What you should do:
Copy every line of the data that includes the string "price".

(Figure record listings)
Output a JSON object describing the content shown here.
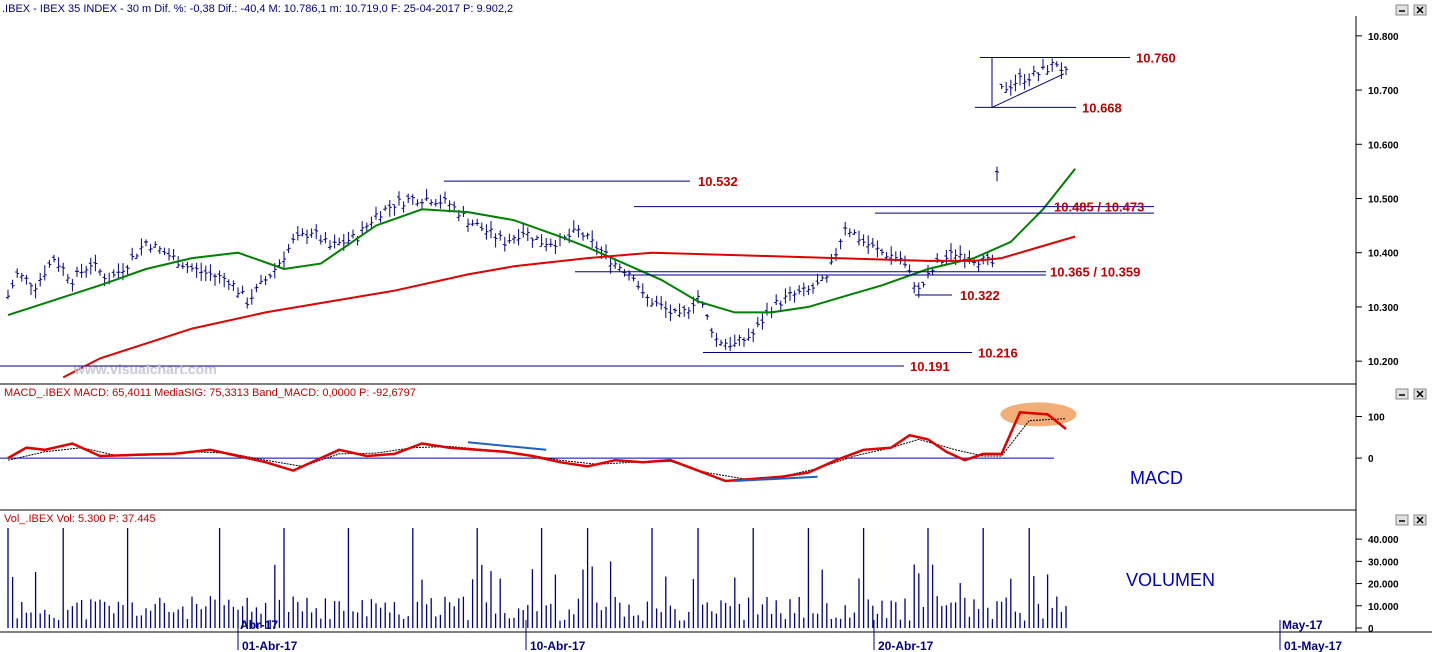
{
  "header": {
    "price": ".IBEX - IBEX 35 INDEX -  30 m  Dif. %: -0,38  Dif.: -40,4  M: 10.786,1  m: 10.719,0  F: 25-04-2017  P: 9.902,2",
    "macd": "MACD_.IBEX MACD: 65,4011  MediaSIG: 75,3313  Band_MACD: 0,0000  P: -92,6797",
    "vol": "Vol_.IBEX Vol: 5.300  P: 37.445"
  },
  "watermark": "www.visualchart.com",
  "panel_labels": {
    "macd": "MACD",
    "volume": "VOLUMEN"
  },
  "x_labels": [
    "01-Abr-17",
    "10-Abr-17",
    "20-Abr-17",
    "01-May-17"
  ],
  "x_top_labels": [
    "Abr-17",
    "May-17"
  ],
  "colors": {
    "sma_short": "#008000",
    "sma_long": "#e00000",
    "macd": "#e00000",
    "signal": "#000000",
    "levels": "#000080",
    "level_text": "#c00000",
    "bars": "#000080",
    "highlight": "#f0a060"
  },
  "chart_data": [
    {
      "type": "ohlc",
      "panel": "price",
      "ylim": [
        10180,
        10820
      ],
      "yticks": [
        "10.800",
        "10.700",
        "10.600",
        "10.500",
        "10.400",
        "10.300",
        "10.200"
      ],
      "levels": [
        {
          "value": 10760,
          "label": "10.760"
        },
        {
          "value": 10668,
          "label": "10.668"
        },
        {
          "value": 10532,
          "label": "10.532"
        },
        {
          "value": 10485,
          "label": "10.485 / 10.473"
        },
        {
          "value": 10473,
          "label": ""
        },
        {
          "value": 10365,
          "label": "10.365 / 10.359"
        },
        {
          "value": 10359,
          "label": ""
        },
        {
          "value": 10322,
          "label": "10.322"
        },
        {
          "value": 10216,
          "label": "10.216"
        },
        {
          "value": 10191,
          "label": "10.191"
        }
      ],
      "close_anchors": [
        [
          0,
          10320
        ],
        [
          2,
          10360
        ],
        [
          6,
          10340
        ],
        [
          10,
          10390
        ],
        [
          14,
          10350
        ],
        [
          18,
          10380
        ],
        [
          22,
          10350
        ],
        [
          26,
          10380
        ],
        [
          30,
          10420
        ],
        [
          36,
          10390
        ],
        [
          40,
          10370
        ],
        [
          48,
          10350
        ],
        [
          52,
          10310
        ],
        [
          56,
          10350
        ],
        [
          58,
          10370
        ],
        [
          62,
          10420
        ],
        [
          66,
          10440
        ],
        [
          70,
          10410
        ],
        [
          76,
          10430
        ],
        [
          80,
          10470
        ],
        [
          84,
          10490
        ],
        [
          88,
          10500
        ],
        [
          92,
          10500
        ],
        [
          96,
          10490
        ],
        [
          100,
          10460
        ],
        [
          104,
          10440
        ],
        [
          108,
          10420
        ],
        [
          112,
          10440
        ],
        [
          116,
          10420
        ],
        [
          120,
          10420
        ],
        [
          124,
          10440
        ],
        [
          128,
          10410
        ],
        [
          132,
          10380
        ],
        [
          136,
          10360
        ],
        [
          138,
          10320
        ],
        [
          142,
          10300
        ],
        [
          146,
          10280
        ],
        [
          150,
          10320
        ],
        [
          154,
          10240
        ],
        [
          158,
          10230
        ],
        [
          162,
          10250
        ],
        [
          166,
          10300
        ],
        [
          170,
          10320
        ],
        [
          174,
          10330
        ],
        [
          178,
          10350
        ],
        [
          182,
          10450
        ],
        [
          186,
          10420
        ],
        [
          190,
          10400
        ],
        [
          194,
          10390
        ],
        [
          198,
          10330
        ],
        [
          202,
          10380
        ],
        [
          206,
          10400
        ],
        [
          210,
          10390
        ],
        [
          214,
          10380
        ],
        [
          216,
          10700
        ],
        [
          220,
          10720
        ],
        [
          224,
          10730
        ],
        [
          228,
          10750
        ],
        [
          230,
          10730
        ]
      ],
      "sma_short": [
        [
          0,
          10285
        ],
        [
          20,
          10340
        ],
        [
          30,
          10370
        ],
        [
          40,
          10390
        ],
        [
          50,
          10400
        ],
        [
          60,
          10370
        ],
        [
          68,
          10380
        ],
        [
          80,
          10450
        ],
        [
          90,
          10480
        ],
        [
          100,
          10475
        ],
        [
          110,
          10460
        ],
        [
          120,
          10430
        ],
        [
          126,
          10410
        ],
        [
          134,
          10380
        ],
        [
          142,
          10350
        ],
        [
          150,
          10310
        ],
        [
          158,
          10290
        ],
        [
          166,
          10290
        ],
        [
          174,
          10300
        ],
        [
          182,
          10320
        ],
        [
          190,
          10340
        ],
        [
          200,
          10370
        ],
        [
          210,
          10390
        ],
        [
          218,
          10420
        ],
        [
          225,
          10480
        ],
        [
          232,
          10555
        ]
      ],
      "sma_long": [
        [
          12,
          10170
        ],
        [
          20,
          10205
        ],
        [
          40,
          10260
        ],
        [
          56,
          10290
        ],
        [
          70,
          10310
        ],
        [
          84,
          10330
        ],
        [
          100,
          10360
        ],
        [
          110,
          10375
        ],
        [
          126,
          10390
        ],
        [
          140,
          10400
        ],
        [
          160,
          10395
        ],
        [
          180,
          10390
        ],
        [
          200,
          10385
        ],
        [
          210,
          10385
        ],
        [
          216,
          10390
        ],
        [
          222,
          10405
        ],
        [
          232,
          10430
        ]
      ]
    },
    {
      "type": "line",
      "panel": "macd",
      "ylim": [
        -120,
        130
      ],
      "yticks": [
        "100",
        "0"
      ],
      "series": [
        {
          "name": "MACD",
          "points": [
            [
              0,
              0
            ],
            [
              4,
              25
            ],
            [
              8,
              20
            ],
            [
              14,
              35
            ],
            [
              20,
              5
            ],
            [
              28,
              8
            ],
            [
              36,
              10
            ],
            [
              44,
              20
            ],
            [
              50,
              5
            ],
            [
              56,
              -10
            ],
            [
              62,
              -30
            ],
            [
              66,
              -10
            ],
            [
              72,
              20
            ],
            [
              78,
              5
            ],
            [
              84,
              10
            ],
            [
              90,
              35
            ],
            [
              96,
              25
            ],
            [
              102,
              20
            ],
            [
              108,
              15
            ],
            [
              114,
              5
            ],
            [
              120,
              -10
            ],
            [
              126,
              -20
            ],
            [
              132,
              -5
            ],
            [
              138,
              -10
            ],
            [
              144,
              -5
            ],
            [
              150,
              -30
            ],
            [
              156,
              -55
            ],
            [
              162,
              -50
            ],
            [
              168,
              -45
            ],
            [
              174,
              -35
            ],
            [
              180,
              -5
            ],
            [
              186,
              20
            ],
            [
              192,
              25
            ],
            [
              196,
              55
            ],
            [
              200,
              45
            ],
            [
              204,
              15
            ],
            [
              208,
              -5
            ],
            [
              212,
              10
            ],
            [
              216,
              10
            ],
            [
              220,
              110
            ],
            [
              226,
              105
            ],
            [
              230,
              70
            ]
          ]
        },
        {
          "name": "MediaSIG",
          "points": [
            [
              0,
              -5
            ],
            [
              8,
              15
            ],
            [
              16,
              25
            ],
            [
              24,
              5
            ],
            [
              32,
              8
            ],
            [
              40,
              15
            ],
            [
              48,
              12
            ],
            [
              56,
              -5
            ],
            [
              64,
              -20
            ],
            [
              72,
              10
            ],
            [
              80,
              12
            ],
            [
              88,
              25
            ],
            [
              96,
              28
            ],
            [
              104,
              20
            ],
            [
              112,
              10
            ],
            [
              120,
              -5
            ],
            [
              128,
              -15
            ],
            [
              136,
              -10
            ],
            [
              144,
              -8
            ],
            [
              152,
              -35
            ],
            [
              160,
              -50
            ],
            [
              168,
              -45
            ],
            [
              176,
              -25
            ],
            [
              184,
              5
            ],
            [
              192,
              25
            ],
            [
              198,
              45
            ],
            [
              206,
              20
            ],
            [
              212,
              5
            ],
            [
              216,
              5
            ],
            [
              222,
              90
            ],
            [
              230,
              95
            ]
          ]
        }
      ]
    },
    {
      "type": "bar",
      "panel": "volume",
      "ylim": [
        0,
        45000
      ],
      "yticks": [
        "40.000",
        "30.000",
        "20.000",
        "10.000",
        "0"
      ],
      "spikes": [
        {
          "bar": 0,
          "value": 45000
        },
        {
          "bar": 12,
          "value": 45000
        },
        {
          "bar": 26,
          "value": 45000
        },
        {
          "bar": 46,
          "value": 45000
        },
        {
          "bar": 60,
          "value": 45000
        },
        {
          "bar": 74,
          "value": 45000
        },
        {
          "bar": 88,
          "value": 45000
        },
        {
          "bar": 102,
          "value": 45000
        },
        {
          "bar": 116,
          "value": 45000
        },
        {
          "bar": 126,
          "value": 45000
        },
        {
          "bar": 140,
          "value": 45000
        },
        {
          "bar": 150,
          "value": 45000
        },
        {
          "bar": 162,
          "value": 45000
        },
        {
          "bar": 174,
          "value": 45000
        },
        {
          "bar": 186,
          "value": 45000
        },
        {
          "bar": 200,
          "value": 45000
        },
        {
          "bar": 212,
          "value": 45000
        },
        {
          "bar": 222,
          "value": 45000
        }
      ],
      "base_value": 8000
    }
  ]
}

Answer to the task:
    "price": ".IBEX - IBEX 35 INDEX -  30 m  Dif. %: -0,38  Dif.: -40,4  M: 10.786,1  m: 10.719,0  F: 25-04-2017  P: 9.902,2",
      "panel": "price",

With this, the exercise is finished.